Exercise details: Print the listing in its entirety and exactly, leaving out images.

################

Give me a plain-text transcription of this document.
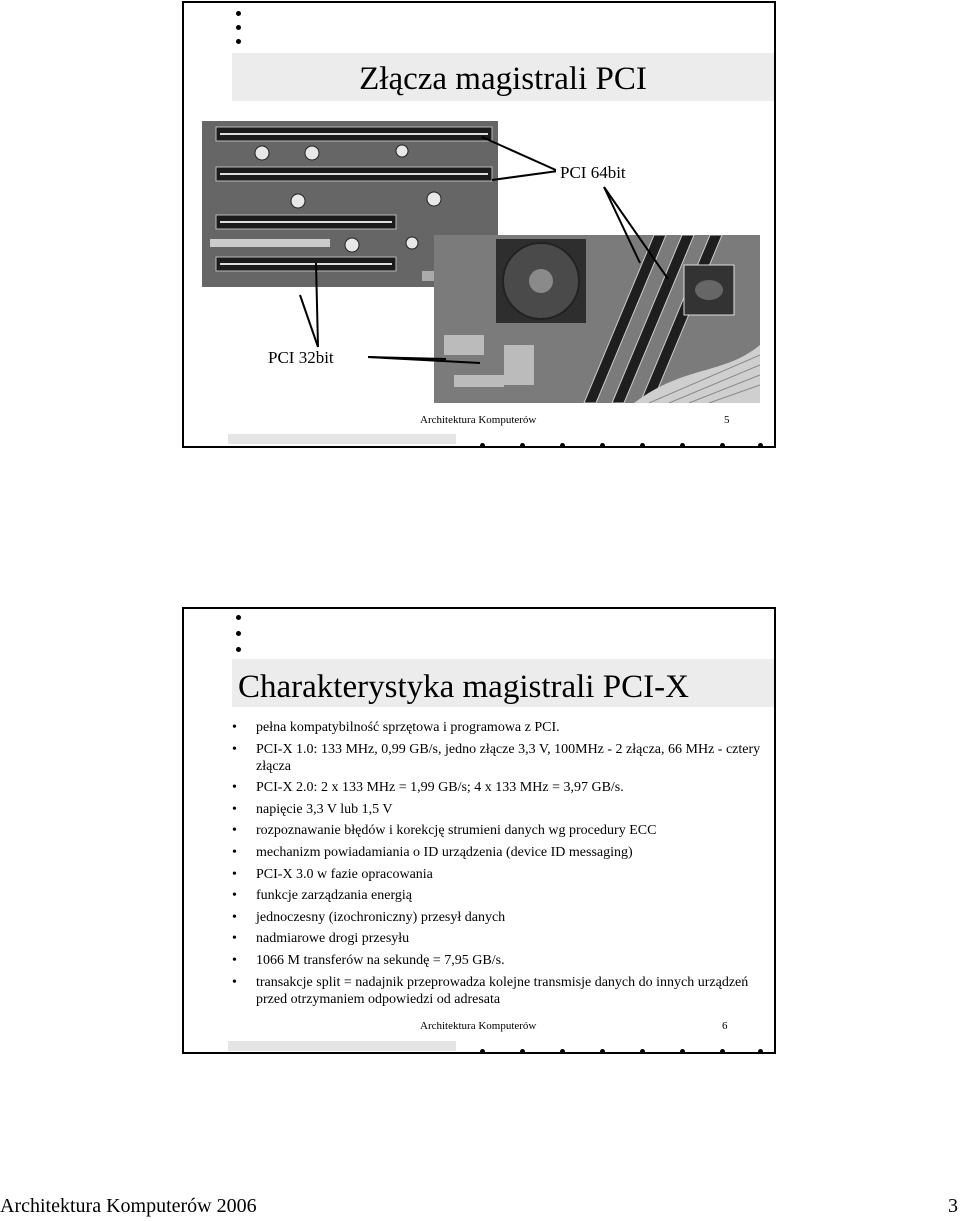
Złącza magistrali PCI
PCI 64bit
PCI 32bit
Architektura Komputerów	5
Charakterystyka magistrali PCI-X
• pełna kompatybilność sprzętowa i programowa z PCI.
• PCI-X 1.0: 133 MHz, 0,99 GB/s, jedno złącze 3,3 V, 100MHz - 2 złącza, 66 MHz - cztery złącza
• PCI-X 2.0: 2 x 133 MHz = 1,99 GB/s; 4 x 133 MHz = 3,97 GB/s.
• napięcie 3,3 V lub 1,5 V
• rozpoznawanie błędów i korekcję strumieni danych wg procedury ECC
• mechanizm powiadamiania o ID urządzenia (device ID messaging)
• PCI-X 3.0 w fazie opracowania
• funkcje zarządzania energią
• jednoczesny (izochroniczny) przesył danych
• nadmiarowe drogi przesyłu
• 1066 M transferów na sekundę = 7,95 GB/s.
• transakcje split = nadajnik przeprowadza kolejne transmisje danych do innych urządzeń przed otrzymaniem odpowiedzi od adresata
Architektura Komputerów	6
Architektura Komputerów 2006	3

################

Solution to the problem:
Give me a plain-text transcription of this document.
Złącza magistrali PCI
PCI 64bit
PCI 32bit
Architektura Komputerów	5
Charakterystyka magistrali PCI-X
• pełna kompatybilność sprzętowa i programowa z PCI.
• PCI-X 1.0: 133 MHz, 0,99 GB/s, jedno złącze 3,3 V, 100MHz - 2 złącza, 66 MHz - cztery złącza
• PCI-X 2.0: 2 x 133 MHz = 1,99 GB/s; 4 x 133 MHz = 3,97 GB/s.
• napięcie 3,3 V lub 1,5 V
• rozpoznawanie błędów i korekcję strumieni danych wg procedury ECC
• mechanizm powiadamiania o ID urządzenia (device ID messaging)
• PCI-X 3.0 w fazie opracowania
• funkcje zarządzania energią
• jednoczesny (izochroniczny) przesył danych
• nadmiarowe drogi przesyłu
• 1066 M transferów na sekundę = 7,95 GB/s.
• transakcje split = nadajnik przeprowadza kolejne transmisje danych do innych urządzeń przed otrzymaniem odpowiedzi od adresata
Architektura Komputerów	6
Architektura Komputerów 2006	3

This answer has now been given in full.